* **YOUR INSTRUCTIONS**: Each line from the material with the word "family" in it must be copied.

* **DATASET EXTRACT**:
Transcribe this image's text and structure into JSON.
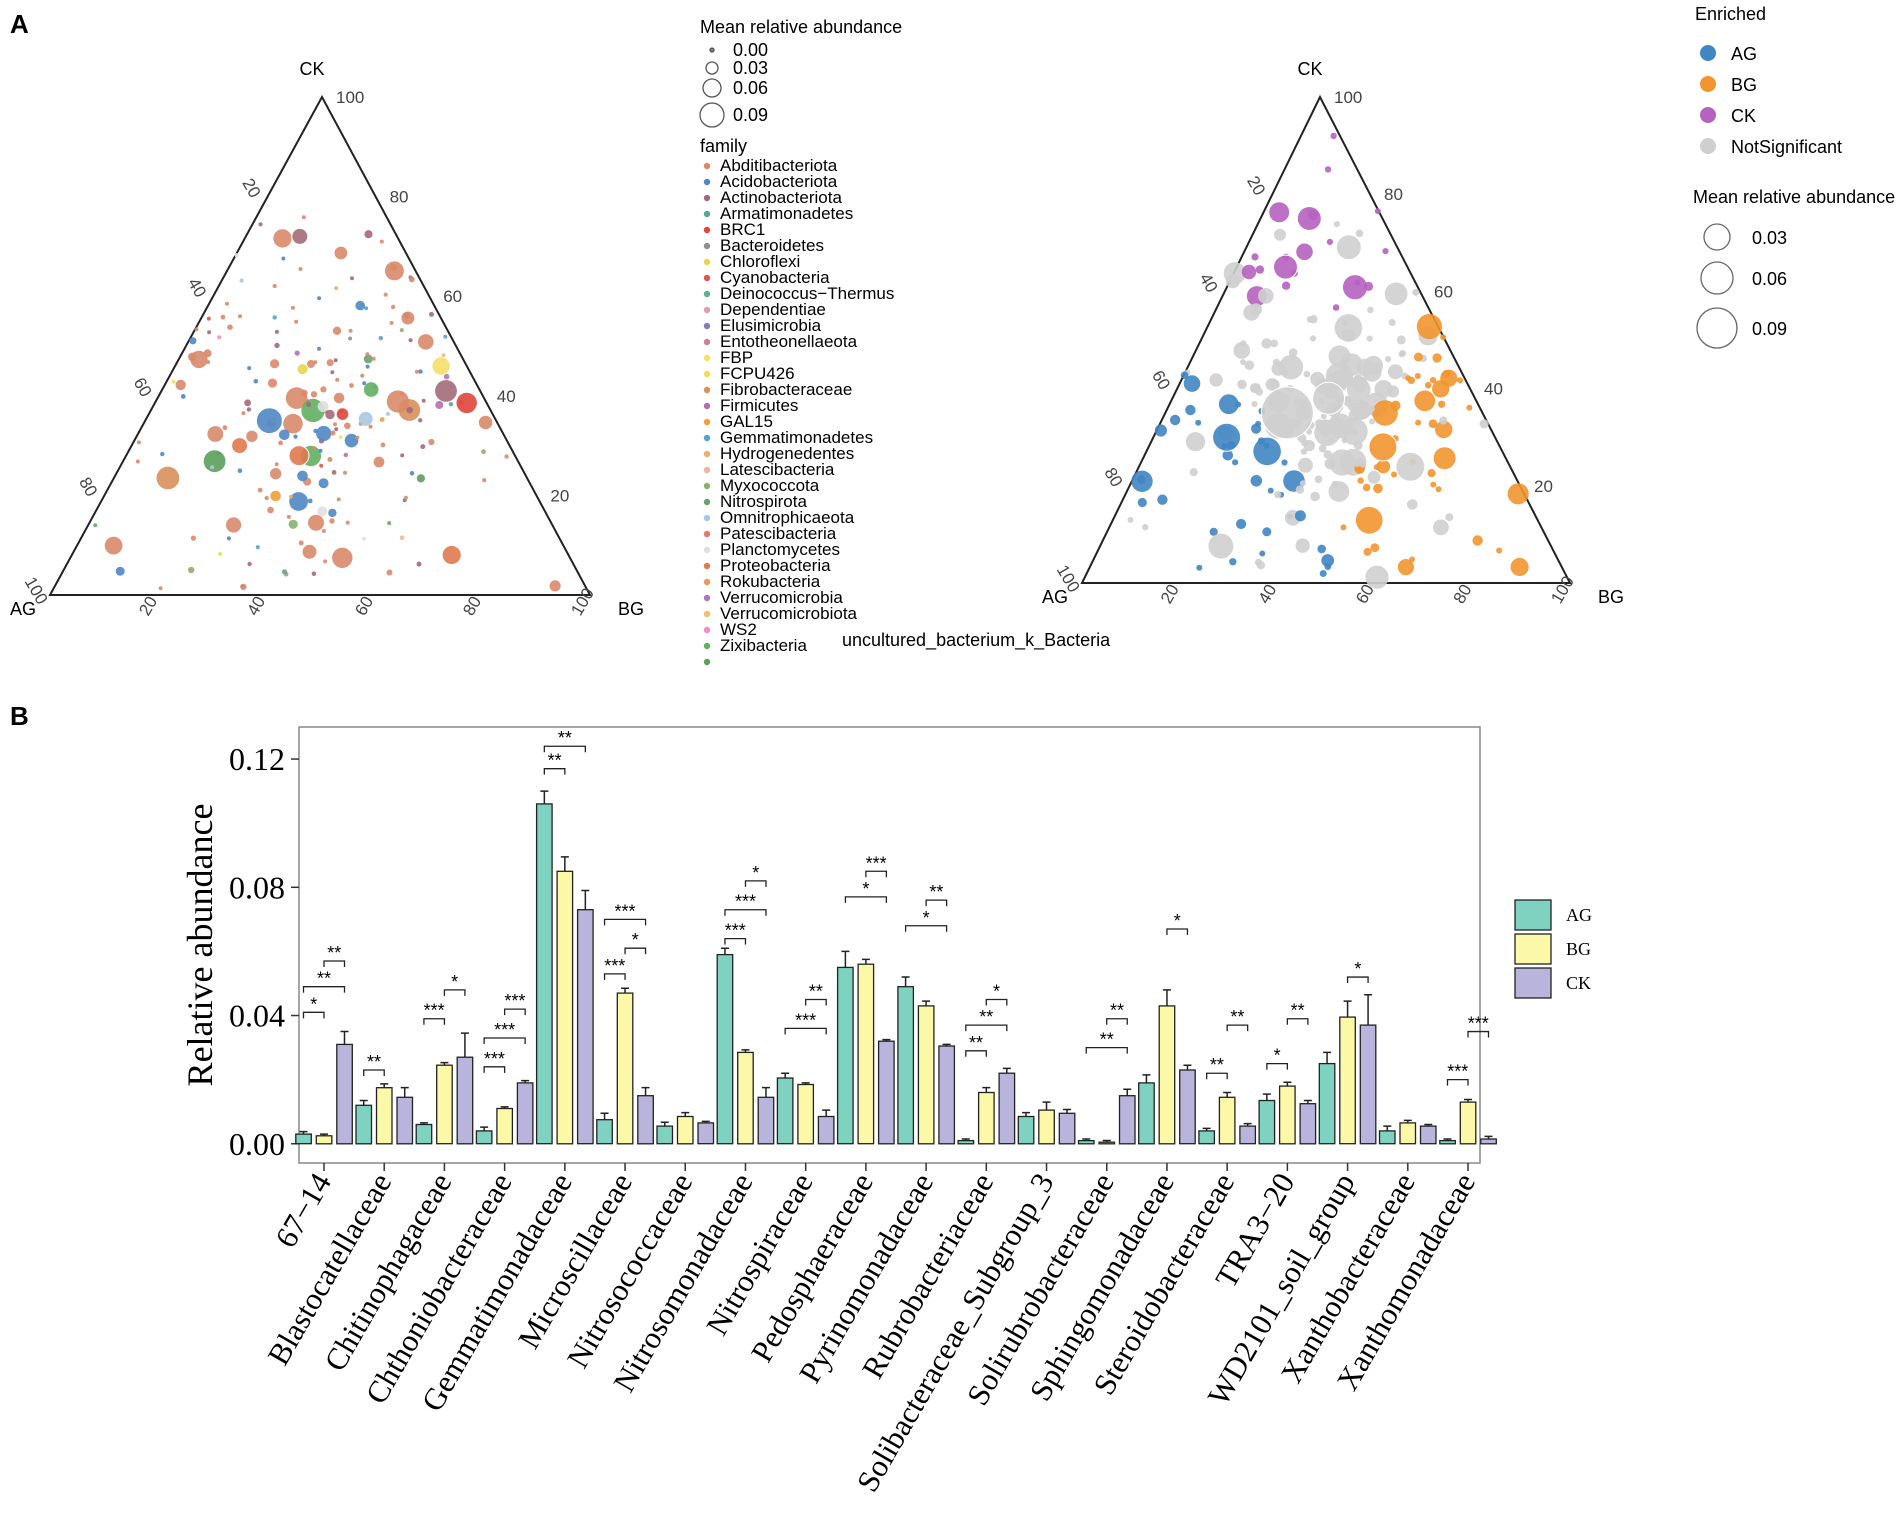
{
  "panel_labels": {
    "a": "A",
    "b": "B"
  },
  "chart_data": [
    {
      "type": "ternary",
      "id": "ternary-family",
      "vertices": {
        "top": "CK",
        "left": "AG",
        "right": "BG"
      },
      "ticks": [
        "20",
        "40",
        "60",
        "80",
        "100"
      ],
      "size_legend": {
        "title": "Mean relative abundance",
        "values": [
          "0.00",
          "0.03",
          "0.06",
          "0.09"
        ]
      },
      "color_legend": {
        "title": "family",
        "entries": [
          {
            "name": "Abditibacteriota",
            "color": "#d9896a"
          },
          {
            "name": "Acidobacteriota",
            "color": "#4f87c4"
          },
          {
            "name": "Actinobacteriota",
            "color": "#a46a7a"
          },
          {
            "name": "Armatimonadetes",
            "color": "#5aa59a"
          },
          {
            "name": "BRC1",
            "color": "#e0463b"
          },
          {
            "name": "Bacteroidetes",
            "color": "#8f8f9a"
          },
          {
            "name": "Chloroflexi",
            "color": "#e8d450"
          },
          {
            "name": "Cyanobacteria",
            "color": "#d85a50"
          },
          {
            "name": "Deinococcus−Thermus",
            "color": "#62b08a"
          },
          {
            "name": "Dependentiae",
            "color": "#d8a0b8"
          },
          {
            "name": "Elusimicrobia",
            "color": "#8a7ab0"
          },
          {
            "name": "Entotheonellaeota",
            "color": "#c8809a"
          },
          {
            "name": "FBP",
            "color": "#f4e06a"
          },
          {
            "name": "FCPU426",
            "color": "#f2dc5a"
          },
          {
            "name": "Fibrobacteraceae",
            "color": "#d8905a"
          },
          {
            "name": "Firmicutes",
            "color": "#b070b0"
          },
          {
            "name": "GAL15",
            "color": "#f0a03a"
          },
          {
            "name": "Gemmatimonadetes",
            "color": "#5aa0d0"
          },
          {
            "name": "Hydrogenedentes",
            "color": "#e8b070"
          },
          {
            "name": "Latescibacteria",
            "color": "#e8b8a0"
          },
          {
            "name": "Myxococcota",
            "color": "#8ab070"
          },
          {
            "name": "Nitrospirota",
            "color": "#6aa070"
          },
          {
            "name": "Omnitrophicaeota",
            "color": "#a8c8e0"
          },
          {
            "name": "Patescibacteria",
            "color": "#e07a6a"
          },
          {
            "name": "Planctomycetes",
            "color": "#e0e0e0"
          },
          {
            "name": "Proteobacteria",
            "color": "#e07a50"
          },
          {
            "name": "Rokubacteria",
            "color": "#e89a60"
          },
          {
            "name": "Verrucomicrobia",
            "color": "#a87ab8"
          },
          {
            "name": "Verrucomicrobiota",
            "color": "#f0c070"
          },
          {
            "name": "WS2",
            "color": "#f090c8"
          },
          {
            "name": "Zixibacteria",
            "color": "#60b060"
          },
          {
            "name": "uncultured_bacterium_k_Bacteria",
            "color": "#5aa05a"
          }
        ]
      }
    },
    {
      "type": "ternary",
      "id": "ternary-enriched",
      "vertices": {
        "top": "CK",
        "left": "AG",
        "right": "BG"
      },
      "ticks": [
        "20",
        "40",
        "60",
        "80",
        "100"
      ],
      "color_legend": {
        "title": "Enriched",
        "entries": [
          {
            "name": "AG",
            "color": "#3f86c2"
          },
          {
            "name": "BG",
            "color": "#f2952f"
          },
          {
            "name": "CK",
            "color": "#b562c0"
          },
          {
            "name": "NotSignificant",
            "color": "#cfcfcf"
          }
        ]
      },
      "size_legend": {
        "title": "Mean relative abundance",
        "values": [
          "0.03",
          "0.06",
          "0.09"
        ]
      }
    },
    {
      "type": "bar",
      "id": "bar-family",
      "ylabel": "Relative abundance",
      "ylim": [
        -0.006,
        0.13
      ],
      "yticks": [
        0.0,
        0.04,
        0.08,
        0.12
      ],
      "ytick_labels": [
        "0.00",
        "0.04",
        "0.08",
        "0.12"
      ],
      "series_names": [
        "AG",
        "BG",
        "CK"
      ],
      "series_colors": [
        "#7fd1c0",
        "#fbf8a8",
        "#b9b4db"
      ],
      "categories": [
        "67−14",
        "Blastocatellaceae",
        "Chitinophagaceae",
        "Chthoniobacteraceae",
        "Gemmatimonadaceae",
        "Microscillaceae",
        "Nitrosococcaceae",
        "Nitrosomonadaceae",
        "Nitrospiraceae",
        "Pedosphaeraceae",
        "Pyrinomonadaceae",
        "Rubrobacteriaceae",
        "Solibacteraceae_Subgroup_3",
        "Solirubrobacteraceae",
        "Sphingomonadaceae",
        "Steroidobacteraceae",
        "TRA3−20",
        "WD2101_soil_group",
        "Xanthobacteraceae",
        "Xanthomonadaceae"
      ],
      "values": [
        [
          0.003,
          0.0025,
          0.031
        ],
        [
          0.012,
          0.0175,
          0.0145
        ],
        [
          0.006,
          0.0245,
          0.027
        ],
        [
          0.004,
          0.011,
          0.019
        ],
        [
          0.106,
          0.085,
          0.073
        ],
        [
          0.0075,
          0.047,
          0.015
        ],
        [
          0.0055,
          0.0085,
          0.0065
        ],
        [
          0.059,
          0.0285,
          0.0145
        ],
        [
          0.0205,
          0.0185,
          0.0085
        ],
        [
          0.055,
          0.056,
          0.032
        ],
        [
          0.049,
          0.043,
          0.0305
        ],
        [
          0.001,
          0.016,
          0.022
        ],
        [
          0.0085,
          0.0105,
          0.0095
        ],
        [
          0.001,
          0.0005,
          0.015
        ],
        [
          0.019,
          0.043,
          0.023
        ],
        [
          0.004,
          0.0145,
          0.0055
        ],
        [
          0.0135,
          0.018,
          0.0125
        ],
        [
          0.025,
          0.0395,
          0.037
        ],
        [
          0.004,
          0.0065,
          0.0055
        ],
        [
          0.001,
          0.013,
          0.0015
        ]
      ],
      "errors": [
        [
          0.0008,
          0.0005,
          0.004
        ],
        [
          0.0015,
          0.0012,
          0.003
        ],
        [
          0.0005,
          0.0008,
          0.0075
        ],
        [
          0.0012,
          0.0005,
          0.0007
        ],
        [
          0.004,
          0.0045,
          0.006
        ],
        [
          0.002,
          0.0015,
          0.0025
        ],
        [
          0.0012,
          0.0012,
          0.0005
        ],
        [
          0.002,
          0.0008,
          0.003
        ],
        [
          0.0015,
          0.0005,
          0.002
        ],
        [
          0.005,
          0.0015,
          0.0005
        ],
        [
          0.003,
          0.0015,
          0.0005
        ],
        [
          0.0005,
          0.0015,
          0.0015
        ],
        [
          0.0012,
          0.0025,
          0.0012
        ],
        [
          0.0005,
          0.0005,
          0.002
        ],
        [
          0.0025,
          0.005,
          0.0015
        ],
        [
          0.0008,
          0.0015,
          0.0008
        ],
        [
          0.002,
          0.0012,
          0.001
        ],
        [
          0.0035,
          0.005,
          0.0095
        ],
        [
          0.0015,
          0.0008,
          0.0005
        ],
        [
          0.0005,
          0.0008,
          0.0008
        ]
      ],
      "significance": [
        {
          "category": 0,
          "pairs": [
            [
              0,
              1,
              0.041,
              "*"
            ],
            [
              0,
              2,
              0.049,
              "**"
            ],
            [
              1,
              2,
              0.057,
              "**"
            ]
          ]
        },
        {
          "category": 1,
          "pairs": [
            [
              0,
              1,
              0.023,
              "**"
            ]
          ]
        },
        {
          "category": 2,
          "pairs": [
            [
              0,
              1,
              0.039,
              "***"
            ],
            [
              1,
              2,
              0.048,
              "*"
            ]
          ]
        },
        {
          "category": 3,
          "pairs": [
            [
              0,
              1,
              0.024,
              "***"
            ],
            [
              0,
              2,
              0.033,
              "***"
            ],
            [
              1,
              2,
              0.042,
              "***"
            ]
          ]
        },
        {
          "category": 4,
          "pairs": [
            [
              0,
              1,
              0.117,
              "**"
            ],
            [
              0,
              2,
              0.124,
              "**"
            ]
          ]
        },
        {
          "category": 5,
          "pairs": [
            [
              0,
              1,
              0.053,
              "***"
            ],
            [
              1,
              2,
              0.061,
              "*"
            ],
            [
              0,
              2,
              0.07,
              "***"
            ]
          ]
        },
        {
          "category": 7,
          "pairs": [
            [
              0,
              1,
              0.064,
              "***"
            ],
            [
              0,
              2,
              0.073,
              "***"
            ],
            [
              1,
              2,
              0.082,
              "*"
            ]
          ]
        },
        {
          "category": 8,
          "pairs": [
            [
              0,
              2,
              0.036,
              "***"
            ],
            [
              1,
              2,
              0.045,
              "**"
            ]
          ]
        },
        {
          "category": 9,
          "pairs": [
            [
              0,
              2,
              0.077,
              "*"
            ],
            [
              1,
              2,
              0.085,
              "***"
            ]
          ]
        },
        {
          "category": 10,
          "pairs": [
            [
              0,
              2,
              0.068,
              "*"
            ],
            [
              1,
              2,
              0.076,
              "**"
            ]
          ]
        },
        {
          "category": 11,
          "pairs": [
            [
              0,
              1,
              0.029,
              "**"
            ],
            [
              0,
              2,
              0.037,
              "**"
            ],
            [
              1,
              2,
              0.045,
              "*"
            ]
          ]
        },
        {
          "category": 13,
          "pairs": [
            [
              0,
              2,
              0.03,
              "**"
            ],
            [
              1,
              2,
              0.039,
              "**"
            ]
          ]
        },
        {
          "category": 14,
          "pairs": [
            [
              1,
              2,
              0.067,
              "*"
            ]
          ]
        },
        {
          "category": 15,
          "pairs": [
            [
              0,
              1,
              0.022,
              "**"
            ],
            [
              1,
              2,
              0.037,
              "**"
            ]
          ]
        },
        {
          "category": 16,
          "pairs": [
            [
              0,
              1,
              0.025,
              "*"
            ],
            [
              1,
              2,
              0.039,
              "**"
            ]
          ]
        },
        {
          "category": 17,
          "pairs": [
            [
              1,
              2,
              0.052,
              "*"
            ]
          ]
        },
        {
          "category": 19,
          "pairs": [
            [
              0,
              1,
              0.02,
              "***"
            ],
            [
              1,
              2,
              0.035,
              "***"
            ]
          ]
        }
      ],
      "legend": [
        {
          "name": "AG",
          "color": "#7fd1c0"
        },
        {
          "name": "BG",
          "color": "#fbf8a8"
        },
        {
          "name": "CK",
          "color": "#b9b4db"
        }
      ]
    }
  ]
}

* **WRITTEN ANSWER**:
      "id": "ternary-family",
        "title": "family",
      "id": "bar-family",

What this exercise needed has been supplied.